Excerpts from a figure dataset ▸
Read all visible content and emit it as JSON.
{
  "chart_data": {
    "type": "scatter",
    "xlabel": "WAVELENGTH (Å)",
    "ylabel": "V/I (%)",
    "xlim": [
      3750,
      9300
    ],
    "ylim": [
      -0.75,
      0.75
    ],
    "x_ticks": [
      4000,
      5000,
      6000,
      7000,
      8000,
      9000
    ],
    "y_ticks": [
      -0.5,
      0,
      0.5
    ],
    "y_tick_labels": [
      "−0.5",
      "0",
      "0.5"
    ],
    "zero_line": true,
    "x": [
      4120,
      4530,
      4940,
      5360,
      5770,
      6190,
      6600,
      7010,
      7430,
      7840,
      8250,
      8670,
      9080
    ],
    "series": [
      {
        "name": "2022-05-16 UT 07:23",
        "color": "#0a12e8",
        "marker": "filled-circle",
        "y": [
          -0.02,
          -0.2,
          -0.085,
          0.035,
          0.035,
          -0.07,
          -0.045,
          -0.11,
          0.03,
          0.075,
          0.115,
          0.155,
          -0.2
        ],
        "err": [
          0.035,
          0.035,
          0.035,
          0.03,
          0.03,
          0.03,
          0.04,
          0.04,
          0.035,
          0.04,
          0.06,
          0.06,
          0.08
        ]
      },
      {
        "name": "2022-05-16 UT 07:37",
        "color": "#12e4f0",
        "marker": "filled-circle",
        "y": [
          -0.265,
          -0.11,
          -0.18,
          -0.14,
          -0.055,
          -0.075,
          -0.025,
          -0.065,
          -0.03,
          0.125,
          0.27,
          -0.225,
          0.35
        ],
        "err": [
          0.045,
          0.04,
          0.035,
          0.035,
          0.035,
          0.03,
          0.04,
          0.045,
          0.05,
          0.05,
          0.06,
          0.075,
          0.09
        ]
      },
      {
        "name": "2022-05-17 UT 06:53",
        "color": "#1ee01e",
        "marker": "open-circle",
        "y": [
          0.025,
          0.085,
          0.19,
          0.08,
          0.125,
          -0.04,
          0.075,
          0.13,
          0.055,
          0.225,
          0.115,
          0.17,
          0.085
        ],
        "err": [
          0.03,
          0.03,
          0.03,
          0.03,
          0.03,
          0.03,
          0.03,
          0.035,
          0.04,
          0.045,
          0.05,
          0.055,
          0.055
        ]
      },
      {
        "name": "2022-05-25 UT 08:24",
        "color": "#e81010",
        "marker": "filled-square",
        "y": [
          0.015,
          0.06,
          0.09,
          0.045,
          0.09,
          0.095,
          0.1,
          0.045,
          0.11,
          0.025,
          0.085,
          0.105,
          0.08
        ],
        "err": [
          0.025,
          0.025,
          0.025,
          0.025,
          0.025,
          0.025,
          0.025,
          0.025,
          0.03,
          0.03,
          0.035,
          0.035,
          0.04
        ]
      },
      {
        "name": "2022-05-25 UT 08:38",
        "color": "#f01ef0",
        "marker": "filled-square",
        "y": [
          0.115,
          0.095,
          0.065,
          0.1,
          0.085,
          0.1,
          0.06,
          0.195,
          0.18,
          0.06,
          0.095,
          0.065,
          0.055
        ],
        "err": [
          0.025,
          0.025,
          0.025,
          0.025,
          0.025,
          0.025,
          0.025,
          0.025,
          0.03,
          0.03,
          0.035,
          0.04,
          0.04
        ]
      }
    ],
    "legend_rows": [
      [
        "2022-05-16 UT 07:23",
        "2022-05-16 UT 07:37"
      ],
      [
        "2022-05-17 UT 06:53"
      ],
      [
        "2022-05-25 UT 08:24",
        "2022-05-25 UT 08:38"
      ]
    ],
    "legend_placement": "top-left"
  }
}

Exercise brief ▸
Repeat all of the records above exactly as they appear.

Answer ▸
Read all visible content and emit it as JSON.
{
  "chart_data": {
    "type": "scatter",
    "xlabel": "WAVELENGTH (Å)",
    "ylabel": "V/I (%)",
    "xlim": [
      3750,
      9300
    ],
    "ylim": [
      -0.75,
      0.75
    ],
    "x_ticks": [
      4000,
      5000,
      6000,
      7000,
      8000,
      9000
    ],
    "y_ticks": [
      -0.5,
      0,
      0.5
    ],
    "y_tick_labels": [
      "−0.5",
      "0",
      "0.5"
    ],
    "zero_line": true,
    "x": [
      4120,
      4530,
      4940,
      5360,
      5770,
      6190,
      6600,
      7010,
      7430,
      7840,
      8250,
      8670,
      9080
    ],
    "series": [
      {
        "name": "2022-05-16 UT 07:23",
        "color": "#0a12e8",
        "marker": "filled-circle",
        "y": [
          -0.02,
          -0.2,
          -0.085,
          0.035,
          0.035,
          -0.07,
          -0.045,
          -0.11,
          0.03,
          0.075,
          0.115,
          0.155,
          -0.2
        ],
        "err": [
          0.035,
          0.035,
          0.035,
          0.03,
          0.03,
          0.03,
          0.04,
          0.04,
          0.035,
          0.04,
          0.06,
          0.06,
          0.08
        ]
      },
      {
        "name": "2022-05-16 UT 07:37",
        "color": "#12e4f0",
        "marker": "filled-circle",
        "y": [
          -0.265,
          -0.11,
          -0.18,
          -0.14,
          -0.055,
          -0.075,
          -0.025,
          -0.065,
          -0.03,
          0.125,
          0.27,
          -0.225,
          0.35
        ],
        "err": [
          0.045,
          0.04,
          0.035,
          0.035,
          0.035,
          0.03,
          0.04,
          0.045,
          0.05,
          0.05,
          0.06,
          0.075,
          0.09
        ]
      },
      {
        "name": "2022-05-17 UT 06:53",
        "color": "#1ee01e",
        "marker": "open-circle",
        "y": [
          0.025,
          0.085,
          0.19,
          0.08,
          0.125,
          -0.04,
          0.075,
          0.13,
          0.055,
          0.225,
          0.115,
          0.17,
          0.085
        ],
        "err": [
          0.03,
          0.03,
          0.03,
          0.03,
          0.03,
          0.03,
          0.03,
          0.035,
          0.04,
          0.045,
          0.05,
          0.055,
          0.055
        ]
      },
      {
        "name": "2022-05-25 UT 08:24",
        "color": "#e81010",
        "marker": "filled-square",
        "y": [
          0.015,
          0.06,
          0.09,
          0.045,
          0.09,
          0.095,
          0.1,
          0.045,
          0.11,
          0.025,
          0.085,
          0.105,
          0.08
        ],
        "err": [
          0.025,
          0.025,
          0.025,
          0.025,
          0.025,
          0.025,
          0.025,
          0.025,
          0.03,
          0.03,
          0.035,
          0.035,
          0.04
        ]
      },
      {
        "name": "2022-05-25 UT 08:38",
        "color": "#f01ef0",
        "marker": "filled-square",
        "y": [
          0.115,
          0.095,
          0.065,
          0.1,
          0.085,
          0.1,
          0.06,
          0.195,
          0.18,
          0.06,
          0.095,
          0.065,
          0.055
        ],
        "err": [
          0.025,
          0.025,
          0.025,
          0.025,
          0.025,
          0.025,
          0.025,
          0.025,
          0.03,
          0.03,
          0.035,
          0.04,
          0.04
        ]
      }
    ],
    "legend_rows": [
      [
        "2022-05-16 UT 07:23",
        "2022-05-16 UT 07:37"
      ],
      [
        "2022-05-17 UT 06:53"
      ],
      [
        "2022-05-25 UT 08:24",
        "2022-05-25 UT 08:38"
      ]
    ],
    "legend_placement": "top-left"
  }
}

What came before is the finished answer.